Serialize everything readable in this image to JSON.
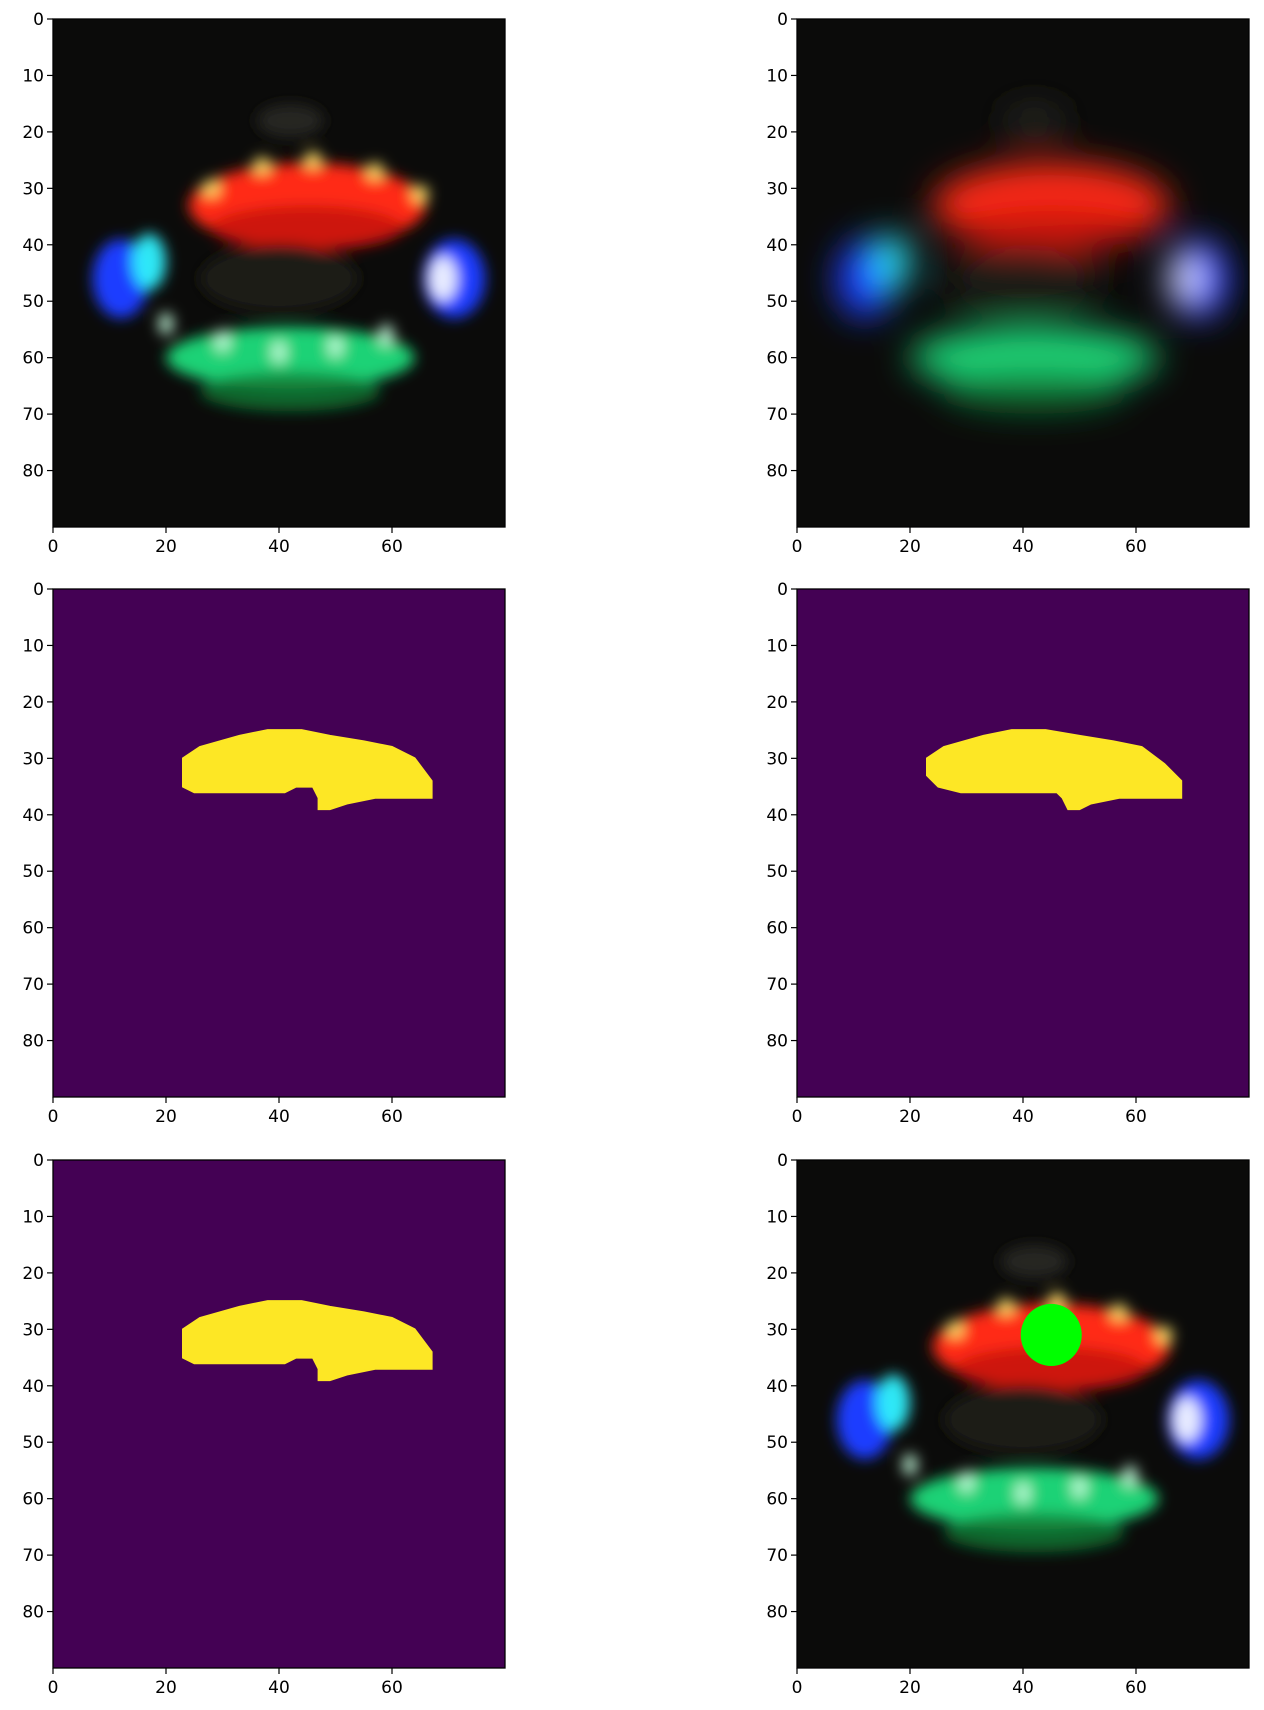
{
  "figure": {
    "layout": "3 rows x 2 columns of image panels",
    "grid": false
  },
  "colors": {
    "mask_background": "#440154",
    "mask_foreground": "#fde725",
    "detected_blob": "#00ff00",
    "photo_background": "#0b0b0a",
    "led_red": "#ff2a12",
    "led_green": "#1fd276",
    "led_blue": "#1c3dff",
    "led_cyan": "#2ff2ff",
    "led_white": "#ffffff",
    "led_yellow": "#ffe16a"
  },
  "chart_data": [
    {
      "type": "image",
      "panel": "row1-left",
      "content": "photo of LED ring (sharp)",
      "xlim": [
        0,
        80
      ],
      "ylim": [
        90,
        0
      ],
      "x_ticks": [
        "0",
        "20",
        "40",
        "60"
      ],
      "y_ticks": [
        "0",
        "10",
        "20",
        "30",
        "40",
        "50",
        "60",
        "70",
        "80"
      ]
    },
    {
      "type": "image",
      "panel": "row1-right",
      "content": "photo of LED ring (blurred)",
      "xlim": [
        0,
        80
      ],
      "ylim": [
        90,
        0
      ],
      "x_ticks": [
        "0",
        "20",
        "40",
        "60"
      ],
      "y_ticks": [
        "0",
        "10",
        "20",
        "30",
        "40",
        "50",
        "60",
        "70",
        "80"
      ]
    },
    {
      "type": "heatmap",
      "panel": "row2-left",
      "content": "binary mask",
      "xlim": [
        0,
        80
      ],
      "ylim": [
        90,
        0
      ],
      "x_ticks": [
        "0",
        "20",
        "40",
        "60"
      ],
      "y_ticks": [
        "0",
        "10",
        "20",
        "30",
        "40",
        "50",
        "60",
        "70",
        "80"
      ],
      "mask_region": [
        [
          23,
          30
        ],
        [
          26,
          28
        ],
        [
          33,
          26
        ],
        [
          38,
          25
        ],
        [
          44,
          25
        ],
        [
          49,
          26
        ],
        [
          55,
          27
        ],
        [
          60,
          28
        ],
        [
          64,
          30
        ],
        [
          67,
          34
        ],
        [
          67,
          37
        ],
        [
          57,
          37
        ],
        [
          52,
          38
        ],
        [
          49,
          39
        ],
        [
          47,
          39
        ],
        [
          47,
          37
        ],
        [
          46,
          35
        ],
        [
          43,
          35
        ],
        [
          41,
          36
        ],
        [
          35,
          36
        ],
        [
          29,
          36
        ],
        [
          25,
          36
        ],
        [
          23,
          35
        ]
      ]
    },
    {
      "type": "heatmap",
      "panel": "row2-right",
      "content": "binary mask",
      "xlim": [
        0,
        80
      ],
      "ylim": [
        90,
        0
      ],
      "x_ticks": [
        "0",
        "20",
        "40",
        "60"
      ],
      "y_ticks": [
        "0",
        "10",
        "20",
        "30",
        "40",
        "50",
        "60",
        "70",
        "80"
      ],
      "mask_region": [
        [
          23,
          30
        ],
        [
          26,
          28
        ],
        [
          33,
          26
        ],
        [
          38,
          25
        ],
        [
          44,
          25
        ],
        [
          50,
          26
        ],
        [
          56,
          27
        ],
        [
          61,
          28
        ],
        [
          65,
          31
        ],
        [
          68,
          34
        ],
        [
          68,
          37
        ],
        [
          57,
          37
        ],
        [
          52,
          38
        ],
        [
          50,
          39
        ],
        [
          48,
          39
        ],
        [
          47,
          37
        ],
        [
          46,
          36
        ],
        [
          43,
          36
        ],
        [
          41,
          36
        ],
        [
          35,
          36
        ],
        [
          29,
          36
        ],
        [
          25,
          35
        ],
        [
          23,
          33
        ]
      ]
    },
    {
      "type": "heatmap",
      "panel": "row3-left",
      "content": "binary mask",
      "xlim": [
        0,
        80
      ],
      "ylim": [
        90,
        0
      ],
      "x_ticks": [
        "0",
        "20",
        "40",
        "60"
      ],
      "y_ticks": [
        "0",
        "10",
        "20",
        "30",
        "40",
        "50",
        "60",
        "70",
        "80"
      ],
      "mask_region": [
        [
          23,
          30
        ],
        [
          26,
          28
        ],
        [
          33,
          26
        ],
        [
          38,
          25
        ],
        [
          44,
          25
        ],
        [
          49,
          26
        ],
        [
          55,
          27
        ],
        [
          60,
          28
        ],
        [
          64,
          30
        ],
        [
          67,
          34
        ],
        [
          67,
          37
        ],
        [
          57,
          37
        ],
        [
          52,
          38
        ],
        [
          49,
          39
        ],
        [
          47,
          39
        ],
        [
          47,
          37
        ],
        [
          46,
          35
        ],
        [
          43,
          35
        ],
        [
          41,
          36
        ],
        [
          35,
          36
        ],
        [
          29,
          36
        ],
        [
          25,
          36
        ],
        [
          23,
          35
        ]
      ]
    },
    {
      "type": "image",
      "panel": "row3-right",
      "content": "photo of LED ring with detected blob overlay",
      "xlim": [
        0,
        80
      ],
      "ylim": [
        90,
        0
      ],
      "x_ticks": [
        "0",
        "20",
        "40",
        "60"
      ],
      "y_ticks": [
        "0",
        "10",
        "20",
        "30",
        "40",
        "50",
        "60",
        "70",
        "80"
      ],
      "blob_center": [
        45,
        31
      ],
      "blob_radius": [
        6,
        5.5
      ]
    }
  ]
}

[Exercise requirements]:
Looking at the records above, work out how many lines include the string "right". Give the number and nothing else.

[Answer to this problem]:
3